GIVEN TEXT:
-- START --

Kate Mulvany’s stage adaptation of Craig Silvey’s much-loved 2009 novel for young adults, Jasper Jones, is faithful to the world, spirit and overall plot of the original book.

Set in 1965 in the small fictional town of Corrigan in Western Australia, it begins with Charlie Bucktin (Tom Conroy), a smart but dorky 14-year old, being woken by 16-year old Jasper Jones (Guy Simon), whose part Aboriginal heritage makes him a perennial scapegoat and loner.

Jasper asks Charlie to follow him to his hide-away in the bush, where he has discovered something terrible. Knowing that he will be blamed, he begs Charlie to help him find out who is responsible.

So begins a coming-of-age story in which the innocence and high-spiritedness of youth rub up against bigotry, bullying and domestic abuse. Anyone who hasn’t read the book and plans on taking young people (it’s recommended for ages 13+) should be aware that it contains these darker themes as well as a confronting death – but overall it’s a lovely, life-affirming story full of laughter and exuberant humour as well as heartache.

While Charlie waits for Jasper to reappear, he spends time with his best mate, the cricket-mad Jeffrey Lu (Charles Wu). Though the Vietnam War seems worlds away, it still resonates in the background as more Australians are called up and Jeffrey, like Jasper, is the target of casual racism because of his Vietnamese background. And then there’s the book-loving Eliza Wishart (Matilda Ridgway), Charlie’s love interest.

-- END --

REQUIREMENT: Continue the review of the Jasper Jones stage adaptation from the point where it stops.

[Items listed in a dataset]
-- START --

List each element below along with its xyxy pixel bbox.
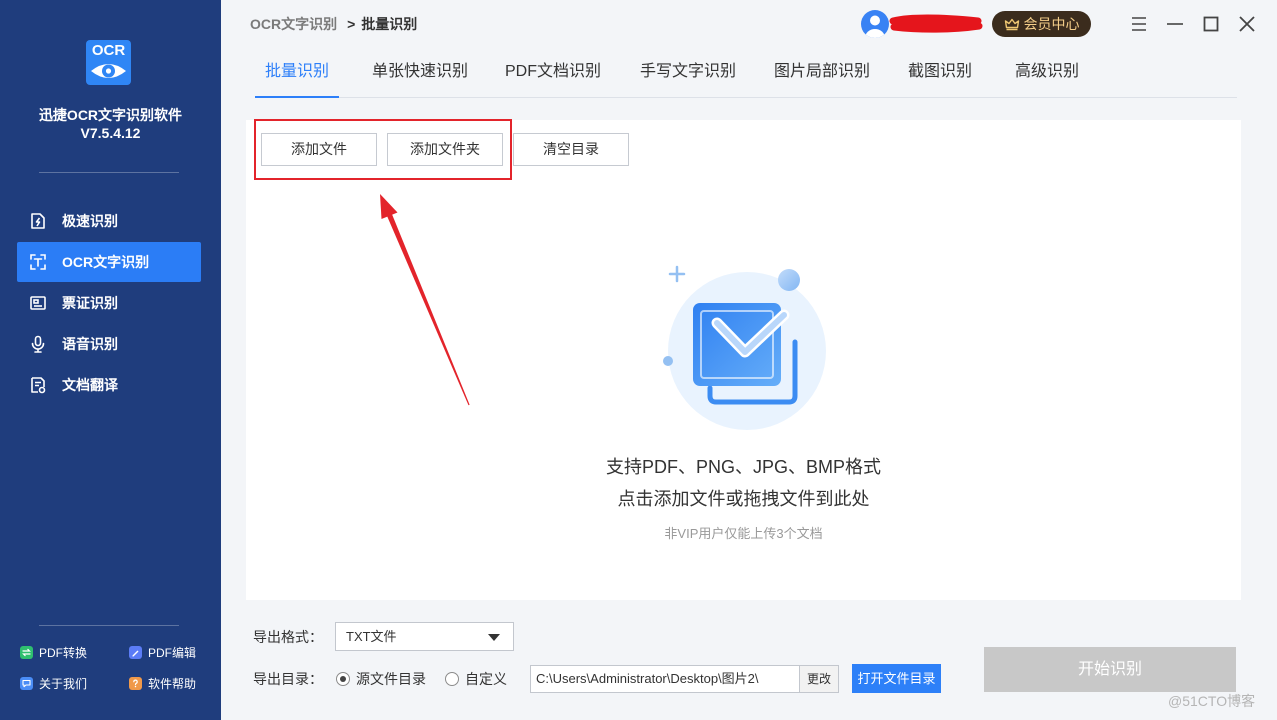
export-format-label: 导出格式：	[253, 629, 323, 645]
sidebar-item-label: 票证识别	[62, 295, 118, 311]
breadcrumb: OCR文字识别 > 批量识别	[250, 15, 417, 33]
text-scan-icon	[30, 254, 46, 270]
radio-source-dir[interactable]: 源文件目录	[336, 670, 431, 688]
id-card-icon	[30, 296, 46, 310]
chevron-down-icon	[488, 634, 500, 641]
about-icon	[20, 677, 33, 690]
translate-doc-icon	[31, 377, 46, 394]
sidebar-item-voice-recognition[interactable]: 语音识别	[17, 324, 201, 364]
minimize-icon[interactable]	[1166, 15, 1184, 33]
drop-hint-text: 点击添加文件或拖拽文件到此处	[617, 489, 870, 509]
tab-single-quick-recognition[interactable]: 单张快速识别	[362, 58, 478, 98]
radio-label: 自定义	[465, 671, 507, 687]
lightning-doc-icon	[31, 213, 45, 229]
export-format-select[interactable]: TXT文件	[335, 622, 514, 651]
sidebar-item-label: OCR文字识别	[62, 254, 150, 270]
radio-button[interactable]	[336, 672, 350, 686]
vip-center-button[interactable]: 会员中心	[992, 11, 1091, 37]
supported-formats-text: 支持PDF、PNG、JPG、BMP格式	[605, 457, 882, 477]
tab-batch-recognition[interactable]: 批量识别	[255, 58, 339, 98]
vip-center-label: 会员中心	[1023, 16, 1080, 32]
tab-image-region-recognition[interactable]: 图片局部识别	[764, 58, 880, 98]
open-folder-button[interactable]: 打开文件目录	[852, 664, 941, 693]
about-us-label: 关于我们	[39, 677, 88, 691]
eye-icon	[91, 64, 126, 78]
output-path-field[interactable]: C:\Users\Administrator\Desktop\图片2\	[530, 665, 800, 693]
pdf-edit-label: PDF编辑	[148, 646, 197, 660]
start-recognition-button[interactable]: 开始识别	[984, 647, 1236, 692]
breadcrumb-separator: >	[347, 16, 356, 32]
sidebar: OCR 迅捷OCR文字识别软件 V7.5.4.12 极速识别 OCR文字识别 票…	[0, 0, 221, 720]
sidebar-item-label: 语音识别	[62, 336, 118, 352]
change-path-button[interactable]: 更改	[799, 665, 839, 693]
app-version: V7.5.4.12	[80, 125, 141, 141]
tab-pdf-recognition[interactable]: PDF文档识别	[495, 58, 611, 98]
pdf-edit-link[interactable]: PDF编辑	[129, 645, 209, 661]
pdf-convert-label: PDF转换	[39, 646, 88, 660]
pdf-convert-icon	[20, 646, 33, 659]
radio-button[interactable]	[445, 672, 459, 686]
help-icon	[129, 677, 142, 690]
sidebar-item-label: 文档翻译	[62, 377, 118, 393]
radio-custom-dir[interactable]: 自定义	[445, 670, 515, 688]
export-dir-label: 导出目录：	[253, 671, 323, 687]
redacted-username	[889, 14, 983, 33]
tab-handwriting-recognition[interactable]: 手写文字识别	[630, 58, 746, 98]
breadcrumb-parent[interactable]: OCR文字识别	[250, 16, 337, 32]
breadcrumb-current: 批量识别	[361, 16, 418, 32]
output-path-value: C:\Users\Administrator\Desktop\图片2\	[536, 671, 759, 686]
crown-icon	[1004, 18, 1019, 31]
menu-icon[interactable]	[1130, 15, 1148, 33]
help-link[interactable]: 软件帮助	[129, 676, 209, 692]
sidebar-item-label: 极速识别	[62, 213, 118, 229]
sidebar-item-doc-translation[interactable]: 文档翻译	[17, 365, 201, 405]
upload-documents-icon	[663, 265, 826, 430]
sidebar-item-fast-recognition[interactable]: 极速识别	[17, 201, 201, 241]
maximize-icon[interactable]	[1202, 15, 1220, 33]
sidebar-divider	[39, 172, 179, 173]
export-format-value: TXT文件	[346, 629, 397, 644]
close-icon[interactable]	[1238, 15, 1256, 33]
about-us-link[interactable]: 关于我们	[20, 676, 100, 692]
clear-list-button[interactable]: 清空目录	[513, 133, 629, 166]
tab-screenshot-recognition[interactable]: 截图识别	[898, 58, 982, 98]
pdf-convert-link[interactable]: PDF转换	[20, 645, 100, 661]
tab-advanced-recognition[interactable]: 高级识别	[1005, 58, 1089, 98]
upload-limit-note: 非VIP用户仅能上传3个文档	[664, 526, 823, 541]
annotation-highlight-box	[254, 119, 512, 180]
sidebar-divider	[39, 625, 179, 626]
annotation-arrow	[380, 194, 470, 406]
watermark: @51CTO博客	[1168, 693, 1256, 709]
microphone-icon	[31, 335, 45, 353]
logo-text: OCR	[91, 42, 126, 59]
help-label: 软件帮助	[148, 677, 197, 691]
radio-label: 源文件目录	[356, 671, 426, 687]
pdf-edit-icon	[129, 646, 142, 659]
sidebar-item-ticket-recognition[interactable]: 票证识别	[17, 283, 201, 323]
app-name: 迅捷OCR文字识别软件	[38, 107, 183, 123]
app-logo: OCR	[86, 40, 131, 85]
sidebar-item-ocr-recognition[interactable]: OCR文字识别	[17, 242, 201, 282]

-- END --

ANSWER BELOW:
Inevitably some things in the book aren’t gone into in the same depth. Charlie and Jasper’s encounter with Mad Jack Lionel – another loner avoided by the town and feared by all the children – feels a bit rushed. Charlie’s evolving relationship with his quiet, retiring father is given short shrift, though the relationship with his embittered, frustrated mother is vividly evoked, enhanced by a powerful new scene between her and Charlie as she prepares to leave.

The two attacks on the Lu family don’t have as much of an impact when simply described as they are here and nor do get the same sense of the toll they take on the hitherto irrepressibly optimistic Jeffrey – a moving moment in the novel and something Charlie is acutely aware of. But overall, Mulvany has made well-considered choices in putting the novel and its characters on stage.

Directed by Anne-Louise Sarks, the Belvoir production unfolds on an evocative set by Michael Hankin with a large gum tree plus a small wooden porch and sleep-out, which can be moved to create different locations. It’s all beautifully lit by Matt Scott, while Mel Page’s costumes capture 1960s attire in regional Australia in brilliantly funny fashion for the men (shorts with long socks, tight shirts tucked into tight pants) and more attractive cotton frocks with full skirts for the women. Steve Toulmin’s sound is also very effective in enhancing the atmosphere.

Playing some scenes while racing through the auditorium adds little and is plain clunky at times with people craning their necks, but for the most part Sarks’ lively production flows smoothly. The cricket match in which Jeffrey emerges triumphant is cleverly staged and the ending – though slightly different to the novel – brings a lump to the throat.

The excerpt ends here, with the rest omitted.